• **REQUEST**:
Select all lines in the records that include "besonders".

Extracted data entries:
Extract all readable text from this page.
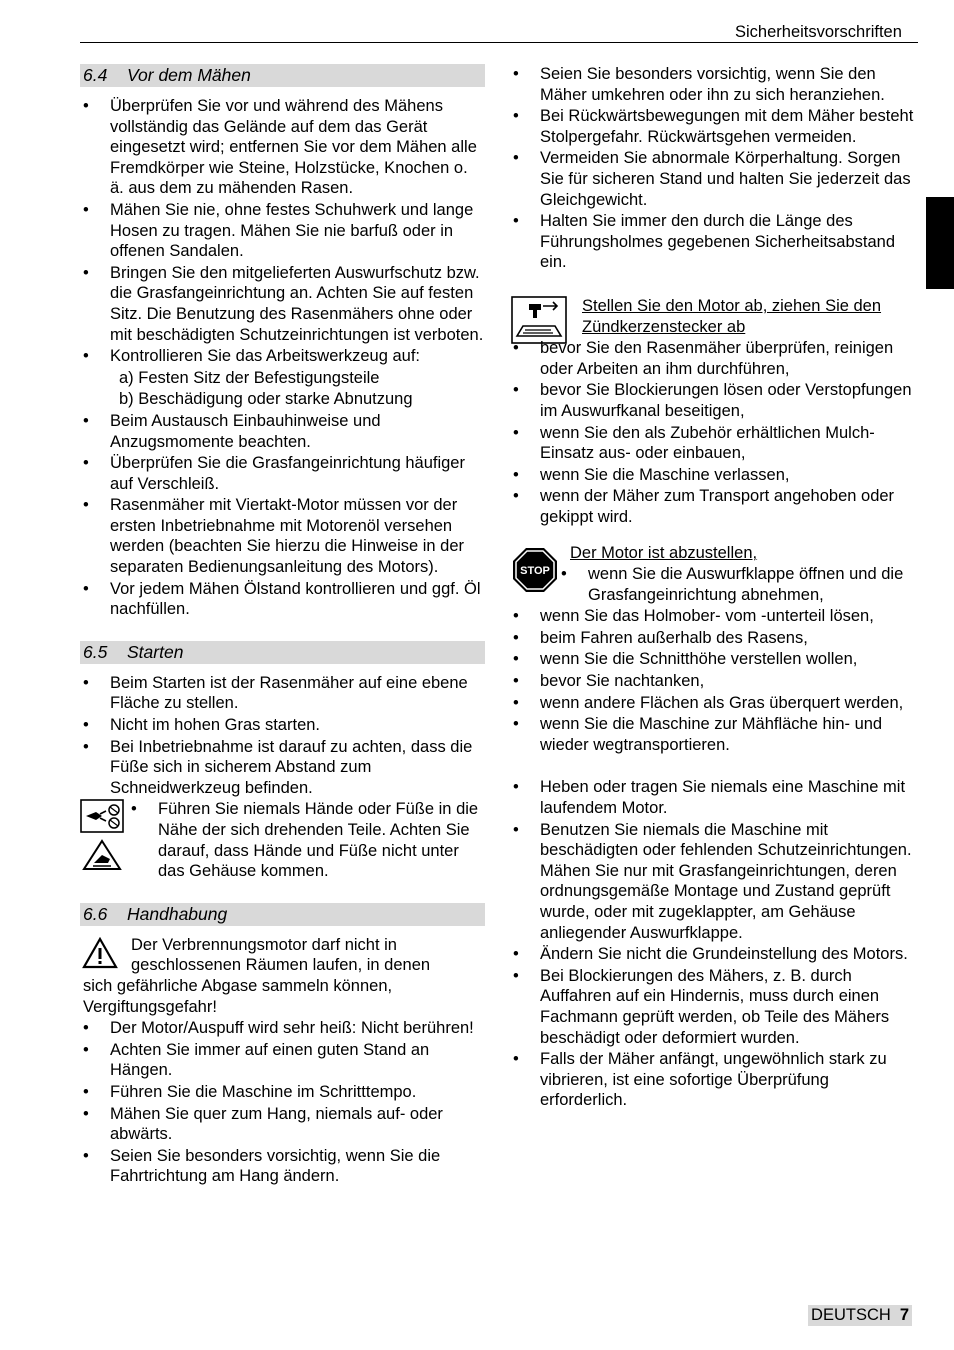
Sicherheitsvorschriften
6.4 Vor dem Mähen
• Überprüfen Sie vor und während des Mähens vollständig das Gelände auf dem das Gerät eingesetzt wird; entfernen Sie vor dem Mähen alle Fremdkörper wie Steine, Holzstücke, Knochen o. ä. aus dem zu mähenden Rasen.
• Mähen Sie nie, ohne festes Schuhwerk und lange Hosen zu tragen. Mähen Sie nie barfuß oder in offenen Sandalen.
• Bringen Sie den mitgelieferten Auswurfschutz bzw. die Grasfangeinrichtung an. Achten Sie auf festen Sitz. Die Benutzung des Rasenmähers ohne oder mit beschädigten Schutzeinrichtungen ist verboten.
• Kontrollieren Sie das Arbeitswerkzeug auf:
a) Festen Sitz der Befestigungsteile
b) Beschädigung oder starke Abnutzung
• Beim Austausch Einbauhinweise und Anzugsmomente beachten.
• Überprüfen Sie die Grasfangeinrichtung häufiger auf Verschleiß.
• Rasenmäher mit Viertakt-Motor müssen vor der ersten Inbetriebnahme mit Motorenöl versehen werden (beachten Sie hierzu die Hinweise in der separaten Bedienungsanleitung des Motors).
• Vor jedem Mähen Ölstand kontrollieren und ggf. Öl nachfüllen.
6.5 Starten
• Beim Starten ist der Rasenmäher auf eine ebene Fläche zu stellen.
• Nicht im hohen Gras starten.
• Bei Inbetriebnahme ist darauf zu achten, dass die Füße sich in sicherem Abstand zum Schneidwerkzeug befinden.
• Führen Sie niemals Hände oder Füße in die Nähe der sich drehenden Teile. Achten Sie darauf, dass Hände und Füße nicht unter das Gehäuse kommen.
6.6 Handhabung

Der Verbrennungsmotor darf nicht in

geschlossenen Räumen laufen, in denen

sich gefährliche Abgase sammeln können, Vergiftungsgefahr!

• Der Motor/Auspuff wird sehr heiß: Nicht berühren!
• Achten Sie immer auf einen guten Stand an Hängen.
• Führen Sie die Maschine im Schritttempo.
• Mähen Sie quer zum Hang, niemals auf- oder abwärts.
• Seien Sie besonders vorsichtig, wenn Sie die Fahrtrichtung am Hang ändern.
• Seien Sie besonders vorsichtig, wenn Sie den Mäher umkehren oder ihn zu sich heranziehen.
• Bei Rückwärtsbewegungen mit dem Mäher besteht Stolpergefahr. Rückwärtsgehen vermeiden.
• Vermeiden Sie abnormale Körperhaltung. Sorgen Sie für sicheren Stand und halten Sie jederzeit das Gleichgewicht.
• Halten Sie immer den durch die Länge des Führungsholmes gegebenen Sicherheitsabstand ein.

Stellen Sie den Motor ab, ziehen Sie den Zündkerzenstecker ab

• bevor Sie den Rasenmäher überprüfen, reinigen oder Arbeiten an ihm durchführen,
• bevor Sie Blockierungen lösen oder Verstopfungen im Auswurfkanal beseitigen,
• wenn Sie den als Zubehör erhältlichen Mulch-Einsatz aus- oder einbauen,
• wenn Sie die Maschine verlassen,
• wenn der Mäher zum Transport angehoben oder gekippt wird.
STOP

Der Motor ist abzustellen,

• wenn Sie die Auswurfklappe öffnen und die Grasfangeinrichtung abnehmen,
• wenn Sie das Holmober- vom -unterteil lösen,
• beim Fahren außerhalb des Rasens,
• wenn Sie die Schnitthöhe verstellen wollen,
• bevor Sie nachtanken,
• wenn andere Flächen als Gras überquert werden,
• wenn Sie die Maschine zur Mähfläche hin- und wieder wegtransportieren.
• Heben oder tragen Sie niemals eine Maschine mit laufendem Motor.
• Benutzen Sie niemals die Maschine mit beschädigten oder fehlenden Schutzeinrichtungen. Mähen Sie nur mit Grasfangeinrichtungen, deren ordnungsgemäße Montage und Zustand geprüft wurde, oder mit zugeklappter, am Gehäuse anliegender Auswurfklappe.
• Ändern Sie nicht die Grundeinstellung des Motors.
• Bei Blockierungen des Mähers, z. B. durch Auffahren auf ein Hindernis, muss durch einen Fachmann geprüft werden, ob Teile des Mähers beschädigt oder deformiert wurden.
• Falls der Mäher anfängt, ungewöhnlich stark zu vibrieren, ist eine sofortige Überprüfung erforderlich.
DEUTSCH 7
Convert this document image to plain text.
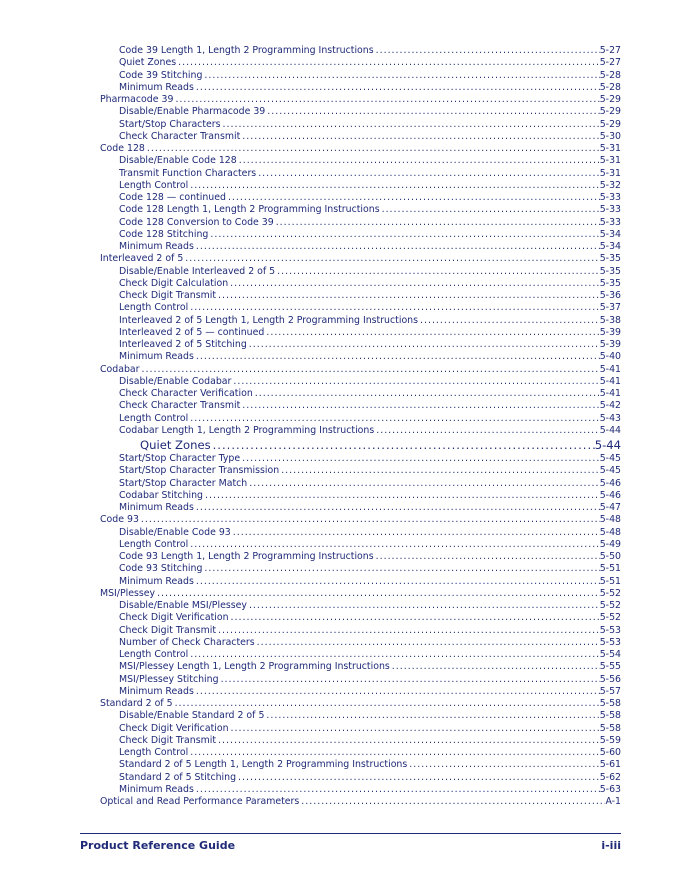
Code 39 Length 1, Length 2 Programming Instructions .....	5-27
Quiet Zones .....	5-27
Code 39 Stitching .....	5-28
Minimum Reads .....	5-28
Pharmacode 39 .....	5-29
Disable/Enable Pharmacode 39 .....	5-29
Start/Stop Characters .....	5-29
Check Character Transmit .....	5-30
Code 128 .....	5-31
Disable/Enable Code 128 .....	5-31
Transmit Function Characters .....	5-31
Length Control .....	5-32
Code 128 — continued .....	5-33
Code 128 Length 1, Length 2 Programming Instructions .....	5-33
Code 128 Conversion to Code 39 .....	5-33
Code 128 Stitching .....	5-34
Minimum Reads .....	5-34
Interleaved 2 of 5 .....	5-35
Disable/Enable Interleaved 2 of 5 .....	5-35
Check Digit Calculation .....	5-35
Check Digit Transmit .....	5-36
Length Control .....	5-37
Interleaved 2 of 5 Length 1, Length 2 Programming Instructions .....	5-38
Interleaved 2 of 5 — continued .....	5-39
Interleaved 2 of 5 Stitching .....	5-39
Minimum Reads .....	5-40
Codabar .....	5-41
Disable/Enable Codabar .....	5-41
Check Character Verification .....	5-41
Check Character Transmit .....	5-42
Length Control .....	5-43
Codabar Length 1, Length 2 Programming Instructions .....	5-44
Quiet Zones .....	5-44
Start/Stop Character Type .....	5-45
Start/Stop Character Transmission .....	5-45
Start/Stop Character Match .....	5-46
Codabar Stitching .....	5-46
Minimum Reads .....	5-47
Code 93 .....	5-48
Disable/Enable Code 93 .....	5-48
Length Control .....	5-49
Code 93 Length 1, Length 2 Programming Instructions .....	5-50
Code 93 Stitching .....	5-51
Minimum Reads .....	5-51
MSI/Plessey .....	5-52
Disable/Enable MSI/Plessey .....	5-52
Check Digit Verification .....	5-52
Check Digit Transmit .....	5-53
Number of Check Characters .....	5-53
Length Control .....	5-54
MSI/Plessey Length 1, Length 2 Programming Instructions .....	5-55
MSI/Plessey Stitching .....	5-56
Minimum Reads .....	5-57
Standard 2 of 5 .....	5-58
Disable/Enable Standard 2 of 5 .....	5-58
Check Digit Verification .....	5-58
Check Digit Transmit .....	5-59
Length Control .....	5-60
Standard 2 of 5 Length 1, Length 2 Programming Instructions .....	5-61
Standard 2 of 5 Stitching .....	5-62
Minimum Reads .....	5-63
Optical and Read Performance Parameters .....	A-1
Product Reference Guide	i-iii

• **REPLY**:
• Seien Sie besonders vorsichtig, wenn Sie die Fahrtrichtung am Hang ändern.
• Seien Sie besonders vorsichtig, wenn Sie den Mäher umkehren oder ihn zu sich heranziehen.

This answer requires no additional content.